WHAT IS ASKED: Search the listing below for "this". Copy each matching line.

RECORD EXCERPTS:
◇ ◇ ◇

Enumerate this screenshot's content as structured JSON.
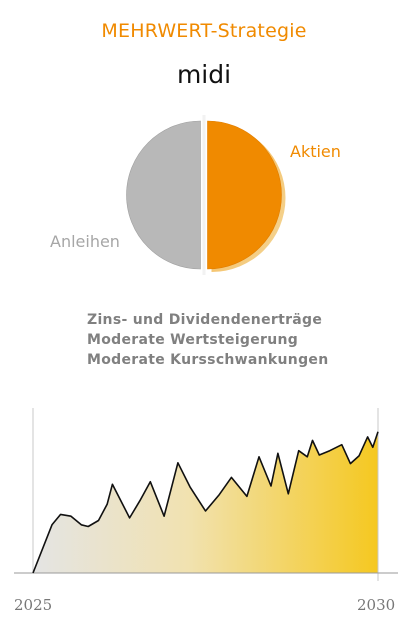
{
  "header": {
    "title": "MEHRWERT-Strategie",
    "subtitle": "midi"
  },
  "colors": {
    "accent": "#f08a00",
    "bond_gray": "#b8b8b8",
    "label_gray": "#a6a6a6",
    "text_gray": "#808080"
  },
  "features": [
    "Zins- und Dividendenerträge",
    "Moderate Wertsteigerung",
    "Moderate Kursschwankungen"
  ],
  "chart_data": [
    {
      "type": "pie",
      "slices": [
        {
          "label": "Aktien",
          "value": 50,
          "color": "#f08a00"
        },
        {
          "label": "Anleihen",
          "value": 50,
          "color": "#b8b8b8"
        }
      ]
    },
    {
      "type": "area",
      "x_ticks": [
        "2025",
        "2030"
      ],
      "x": [
        0,
        0.055,
        0.08,
        0.11,
        0.14,
        0.16,
        0.19,
        0.215,
        0.23,
        0.28,
        0.31,
        0.34,
        0.38,
        0.42,
        0.455,
        0.5,
        0.54,
        0.575,
        0.62,
        0.655,
        0.69,
        0.71,
        0.74,
        0.77,
        0.795,
        0.81,
        0.83,
        0.86,
        0.895,
        0.92,
        0.945,
        0.97,
        0.985,
        1.0
      ],
      "values": [
        0,
        5.6,
        6.8,
        6.6,
        5.6,
        5.4,
        6.1,
        8.0,
        10.3,
        6.4,
        8.4,
        10.6,
        6.6,
        12.8,
        10.0,
        7.2,
        9.1,
        11.1,
        8.9,
        13.5,
        10.1,
        13.9,
        9.2,
        14.2,
        13.5,
        15.4,
        13.7,
        14.2,
        14.9,
        12.7,
        13.6,
        15.8,
        14.6,
        16.4
      ],
      "ylim": [
        0,
        18
      ],
      "fill_gradient": [
        "#e4e4e4",
        "#f5c820"
      ]
    }
  ]
}
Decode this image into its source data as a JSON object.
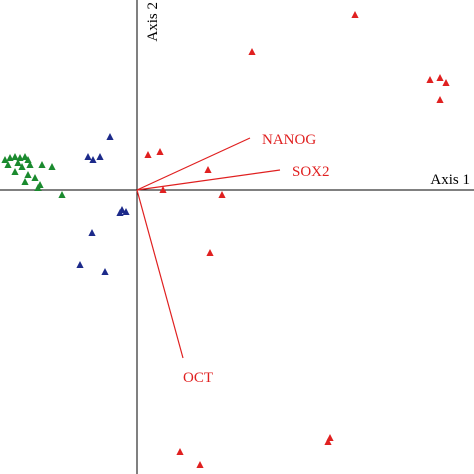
{
  "chart_data": {
    "type": "scatter",
    "xlabel": "Axis 1",
    "ylabel": "Axis 2",
    "xlim": [
      -137,
      337
    ],
    "ylim": [
      -284,
      190
    ],
    "series": [
      {
        "color": "#e02020",
        "x": [
          218,
          115,
          293,
          303,
          309,
          303,
          11,
          23,
          71,
          26,
          85,
          73,
          43,
          63,
          193,
          191
        ],
        "y": [
          175,
          138,
          110,
          112,
          107,
          90,
          35,
          38,
          20,
          0,
          -5,
          -63,
          -262,
          -275,
          -248,
          -252
        ]
      },
      {
        "color": "#1c2a8a",
        "x": [
          -27,
          -37,
          -49,
          -44,
          -15,
          -11,
          -17,
          -45,
          -57,
          -32
        ],
        "y": [
          53,
          33,
          33,
          30,
          -20,
          -22,
          -23,
          -43,
          -75,
          -82
        ]
      },
      {
        "color": "#1a8a2e",
        "x": [
          -132,
          -127,
          -122,
          -117,
          -112,
          -109,
          -119,
          -129,
          -115,
          -107,
          -95,
          -85,
          -122,
          -109,
          -102,
          -97,
          -99,
          -75,
          -112
        ],
        "y": [
          30,
          32,
          33,
          32,
          33,
          30,
          27,
          25,
          23,
          25,
          25,
          23,
          18,
          15,
          12,
          5,
          2,
          -5,
          8
        ]
      }
    ],
    "vectors": [
      {
        "label": "NANOG",
        "x": 113,
        "y": 52
      },
      {
        "label": "SOX2",
        "x": 143,
        "y": 20
      },
      {
        "label": "OCT",
        "x": 46,
        "y": -168
      }
    ]
  }
}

◇ ◇ ◇

REPLY:
Enumerate this screenshot's content as structured JSON.
Decode this image into its source data as a JSON object.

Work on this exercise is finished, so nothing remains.